• _Information shown_:

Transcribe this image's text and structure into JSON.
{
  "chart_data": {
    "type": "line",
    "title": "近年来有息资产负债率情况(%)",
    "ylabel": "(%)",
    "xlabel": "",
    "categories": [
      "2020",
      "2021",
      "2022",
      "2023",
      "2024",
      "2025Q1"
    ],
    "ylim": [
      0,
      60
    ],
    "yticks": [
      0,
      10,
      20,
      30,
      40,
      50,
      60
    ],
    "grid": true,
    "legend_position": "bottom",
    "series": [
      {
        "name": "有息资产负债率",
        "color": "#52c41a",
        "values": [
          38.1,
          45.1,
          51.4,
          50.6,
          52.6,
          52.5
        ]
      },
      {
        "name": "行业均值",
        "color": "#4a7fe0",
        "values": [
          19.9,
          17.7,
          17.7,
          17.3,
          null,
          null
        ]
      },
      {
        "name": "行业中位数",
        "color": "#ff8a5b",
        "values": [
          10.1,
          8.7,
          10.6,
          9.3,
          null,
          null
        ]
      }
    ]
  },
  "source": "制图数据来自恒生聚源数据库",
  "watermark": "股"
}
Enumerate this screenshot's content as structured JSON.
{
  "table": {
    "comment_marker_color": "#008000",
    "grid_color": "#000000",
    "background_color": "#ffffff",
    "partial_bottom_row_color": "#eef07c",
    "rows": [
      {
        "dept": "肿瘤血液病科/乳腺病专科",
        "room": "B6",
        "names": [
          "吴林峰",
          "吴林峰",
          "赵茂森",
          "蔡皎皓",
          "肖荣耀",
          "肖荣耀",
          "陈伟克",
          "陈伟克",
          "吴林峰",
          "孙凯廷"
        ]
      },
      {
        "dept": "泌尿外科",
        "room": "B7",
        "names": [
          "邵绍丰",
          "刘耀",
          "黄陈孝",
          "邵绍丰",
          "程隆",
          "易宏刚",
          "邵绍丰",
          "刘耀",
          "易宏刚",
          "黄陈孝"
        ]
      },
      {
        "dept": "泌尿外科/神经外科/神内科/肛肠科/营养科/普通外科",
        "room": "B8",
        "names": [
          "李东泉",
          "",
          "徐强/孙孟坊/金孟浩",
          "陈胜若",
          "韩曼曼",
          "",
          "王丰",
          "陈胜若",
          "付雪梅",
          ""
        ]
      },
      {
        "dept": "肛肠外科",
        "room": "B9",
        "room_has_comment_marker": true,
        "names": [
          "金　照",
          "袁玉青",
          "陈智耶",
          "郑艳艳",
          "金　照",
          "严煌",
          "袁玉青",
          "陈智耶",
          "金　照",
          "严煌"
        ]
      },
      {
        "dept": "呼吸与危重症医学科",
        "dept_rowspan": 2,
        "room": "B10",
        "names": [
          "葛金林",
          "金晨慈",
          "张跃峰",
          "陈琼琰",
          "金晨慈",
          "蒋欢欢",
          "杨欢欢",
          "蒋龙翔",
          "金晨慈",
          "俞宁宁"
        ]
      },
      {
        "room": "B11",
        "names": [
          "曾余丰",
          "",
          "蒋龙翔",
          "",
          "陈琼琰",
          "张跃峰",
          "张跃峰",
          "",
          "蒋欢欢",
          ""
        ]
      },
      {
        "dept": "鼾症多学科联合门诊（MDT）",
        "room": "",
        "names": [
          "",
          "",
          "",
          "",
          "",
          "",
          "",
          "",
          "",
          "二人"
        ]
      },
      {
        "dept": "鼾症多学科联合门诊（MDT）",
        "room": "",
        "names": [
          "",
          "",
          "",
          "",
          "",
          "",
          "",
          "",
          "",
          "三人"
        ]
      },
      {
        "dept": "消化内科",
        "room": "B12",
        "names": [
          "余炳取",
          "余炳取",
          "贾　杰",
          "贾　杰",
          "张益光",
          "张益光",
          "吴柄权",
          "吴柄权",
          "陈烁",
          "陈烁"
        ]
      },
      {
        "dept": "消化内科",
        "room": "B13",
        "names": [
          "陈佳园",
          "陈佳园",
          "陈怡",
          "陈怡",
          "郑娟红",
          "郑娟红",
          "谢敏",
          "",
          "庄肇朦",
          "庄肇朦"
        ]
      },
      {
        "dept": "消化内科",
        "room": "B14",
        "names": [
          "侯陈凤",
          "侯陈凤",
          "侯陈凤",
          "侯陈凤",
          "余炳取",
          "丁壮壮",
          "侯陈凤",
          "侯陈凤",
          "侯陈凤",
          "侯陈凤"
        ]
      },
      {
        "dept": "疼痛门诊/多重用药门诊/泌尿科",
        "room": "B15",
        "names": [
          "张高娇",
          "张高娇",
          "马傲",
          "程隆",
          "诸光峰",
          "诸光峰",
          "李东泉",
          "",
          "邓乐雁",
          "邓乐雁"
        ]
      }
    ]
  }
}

• _Aim_: Make an exact copy of every line in the data.

• _Output for this task_:
Transcribe this image's text and structure into JSON.
{
  "chart_data": {
    "type": "line",
    "title": "近年来有息资产负债率情况(%)",
    "ylabel": "(%)",
    "xlabel": "",
    "categories": [
      "2020",
      "2021",
      "2022",
      "2023",
      "2024",
      "2025Q1"
    ],
    "ylim": [
      0,
      60
    ],
    "yticks": [
      0,
      10,
      20,
      30,
      40,
      50,
      60
    ],
    "grid": true,
    "legend_position": "bottom",
    "series": [
      {
        "name": "有息资产负债率",
        "color": "#52c41a",
        "values": [
          38.1,
          45.1,
          51.4,
          50.6,
          52.6,
          52.5
        ]
      },
      {
        "name": "行业均值",
        "color": "#4a7fe0",
        "values": [
          19.9,
          17.7,
          17.7,
          17.3,
          null,
          null
        ]
      },
      {
        "name": "行业中位数",
        "color": "#ff8a5b",
        "values": [
          10.1,
          8.7,
          10.6,
          9.3,
          null,
          null
        ]
      }
    ]
  },
  "source": "制图数据来自恒生聚源数据库",
  "watermark": "股"
}
Enumerate this screenshot's content as structured JSON.
{
  "table": {
    "comment_marker_color": "#008000",
    "grid_color": "#000000",
    "background_color": "#ffffff",
    "partial_bottom_row_color": "#eef07c",
    "rows": [
      {
        "dept": "肿瘤血液病科/乳腺病专科",
        "room": "B6",
        "names": [
          "吴林峰",
          "吴林峰",
          "赵茂森",
          "蔡皎皓",
          "肖荣耀",
          "肖荣耀",
          "陈伟克",
          "陈伟克",
          "吴林峰",
          "孙凯廷"
        ]
      },
      {
        "dept": "泌尿外科",
        "room": "B7",
        "names": [
          "邵绍丰",
          "刘耀",
          "黄陈孝",
          "邵绍丰",
          "程隆",
          "易宏刚",
          "邵绍丰",
          "刘耀",
          "易宏刚",
          "黄陈孝"
        ]
      },
      {
        "dept": "泌尿外科/神经外科/神内科/肛肠科/营养科/普通外科",
        "room": "B8",
        "names": [
          "李东泉",
          "",
          "徐强/孙孟坊/金孟浩",
          "陈胜若",
          "韩曼曼",
          "",
          "王丰",
          "陈胜若",
          "付雪梅",
          ""
        ]
      },
      {
        "dept": "肛肠外科",
        "room": "B9",
        "room_has_comment_marker": true,
        "names": [
          "金　照",
          "袁玉青",
          "陈智耶",
          "郑艳艳",
          "金　照",
          "严煌",
          "袁玉青",
          "陈智耶",
          "金　照",
          "严煌"
        ]
      },
      {
        "dept": "呼吸与危重症医学科",
        "dept_rowspan": 2,
        "room": "B10",
        "names": [
          "葛金林",
          "金晨慈",
          "张跃峰",
          "陈琼琰",
          "金晨慈",
          "蒋欢欢",
          "杨欢欢",
          "蒋龙翔",
          "金晨慈",
          "俞宁宁"
        ]
      },
      {
        "room": "B11",
        "names": [
          "曾余丰",
          "",
          "蒋龙翔",
          "",
          "陈琼琰",
          "张跃峰",
          "张跃峰",
          "",
          "蒋欢欢",
          ""
        ]
      },
      {
        "dept": "鼾症多学科联合门诊（MDT）",
        "room": "",
        "names": [
          "",
          "",
          "",
          "",
          "",
          "",
          "",
          "",
          "",
          "二人"
        ]
      },
      {
        "dept": "鼾症多学科联合门诊（MDT）",
        "room": "",
        "names": [
          "",
          "",
          "",
          "",
          "",
          "",
          "",
          "",
          "",
          "三人"
        ]
      },
      {
        "dept": "消化内科",
        "room": "B12",
        "names": [
          "余炳取",
          "余炳取",
          "贾　杰",
          "贾　杰",
          "张益光",
          "张益光",
          "吴柄权",
          "吴柄权",
          "陈烁",
          "陈烁"
        ]
      },
      {
        "dept": "消化内科",
        "room": "B13",
        "names": [
          "陈佳园",
          "陈佳园",
          "陈怡",
          "陈怡",
          "郑娟红",
          "郑娟红",
          "谢敏",
          "",
          "庄肇朦",
          "庄肇朦"
        ]
      },
      {
        "dept": "消化内科",
        "room": "B14",
        "names": [
          "侯陈凤",
          "侯陈凤",
          "侯陈凤",
          "侯陈凤",
          "余炳取",
          "丁壮壮",
          "侯陈凤",
          "侯陈凤",
          "侯陈凤",
          "侯陈凤"
        ]
      },
      {
        "dept": "疼痛门诊/多重用药门诊/泌尿科",
        "room": "B15",
        "names": [
          "张高娇",
          "张高娇",
          "马傲",
          "程隆",
          "诸光峰",
          "诸光峰",
          "李东泉",
          "",
          "邓乐雁",
          "邓乐雁"
        ]
      }
    ]
  }
}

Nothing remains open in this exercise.